** begin **
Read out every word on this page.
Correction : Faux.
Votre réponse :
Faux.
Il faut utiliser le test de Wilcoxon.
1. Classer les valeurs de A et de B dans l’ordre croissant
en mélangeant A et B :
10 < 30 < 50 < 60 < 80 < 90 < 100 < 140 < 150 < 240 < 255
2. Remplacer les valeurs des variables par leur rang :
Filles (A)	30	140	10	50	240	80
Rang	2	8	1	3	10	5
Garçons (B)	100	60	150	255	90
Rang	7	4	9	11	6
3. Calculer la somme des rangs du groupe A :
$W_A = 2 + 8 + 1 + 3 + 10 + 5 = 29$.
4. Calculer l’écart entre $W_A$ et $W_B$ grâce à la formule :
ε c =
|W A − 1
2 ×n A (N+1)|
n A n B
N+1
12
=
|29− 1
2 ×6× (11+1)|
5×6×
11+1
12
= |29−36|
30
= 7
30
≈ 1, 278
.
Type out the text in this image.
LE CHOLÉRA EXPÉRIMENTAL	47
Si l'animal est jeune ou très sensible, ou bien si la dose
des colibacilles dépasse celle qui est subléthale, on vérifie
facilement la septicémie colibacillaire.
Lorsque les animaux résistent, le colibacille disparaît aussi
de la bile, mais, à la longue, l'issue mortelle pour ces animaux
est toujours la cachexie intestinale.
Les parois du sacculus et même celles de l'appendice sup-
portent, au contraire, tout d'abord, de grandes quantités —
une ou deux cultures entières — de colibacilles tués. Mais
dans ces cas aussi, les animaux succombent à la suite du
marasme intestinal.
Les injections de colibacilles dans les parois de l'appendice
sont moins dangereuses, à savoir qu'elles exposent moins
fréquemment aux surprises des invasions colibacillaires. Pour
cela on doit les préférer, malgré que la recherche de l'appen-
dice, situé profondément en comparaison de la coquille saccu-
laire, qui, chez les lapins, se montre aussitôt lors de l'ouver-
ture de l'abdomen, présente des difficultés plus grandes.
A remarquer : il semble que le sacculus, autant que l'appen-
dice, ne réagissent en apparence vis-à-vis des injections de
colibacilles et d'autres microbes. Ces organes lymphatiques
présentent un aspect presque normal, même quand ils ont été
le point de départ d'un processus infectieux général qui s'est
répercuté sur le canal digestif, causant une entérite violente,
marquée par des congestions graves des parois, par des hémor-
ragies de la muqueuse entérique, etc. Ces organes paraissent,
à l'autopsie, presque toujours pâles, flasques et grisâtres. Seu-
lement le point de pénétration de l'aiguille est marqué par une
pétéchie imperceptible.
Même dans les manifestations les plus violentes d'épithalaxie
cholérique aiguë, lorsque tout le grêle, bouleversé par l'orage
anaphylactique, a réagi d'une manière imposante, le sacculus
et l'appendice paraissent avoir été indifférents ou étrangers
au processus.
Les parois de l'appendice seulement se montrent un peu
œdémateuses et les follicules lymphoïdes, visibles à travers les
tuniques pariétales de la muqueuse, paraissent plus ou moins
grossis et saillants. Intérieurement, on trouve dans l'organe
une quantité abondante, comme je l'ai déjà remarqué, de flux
** end **
■ **Task instructions**
The string "point" may appear in lines of the listing above; tally those lines and give the number only.

■ **Expected answer**
2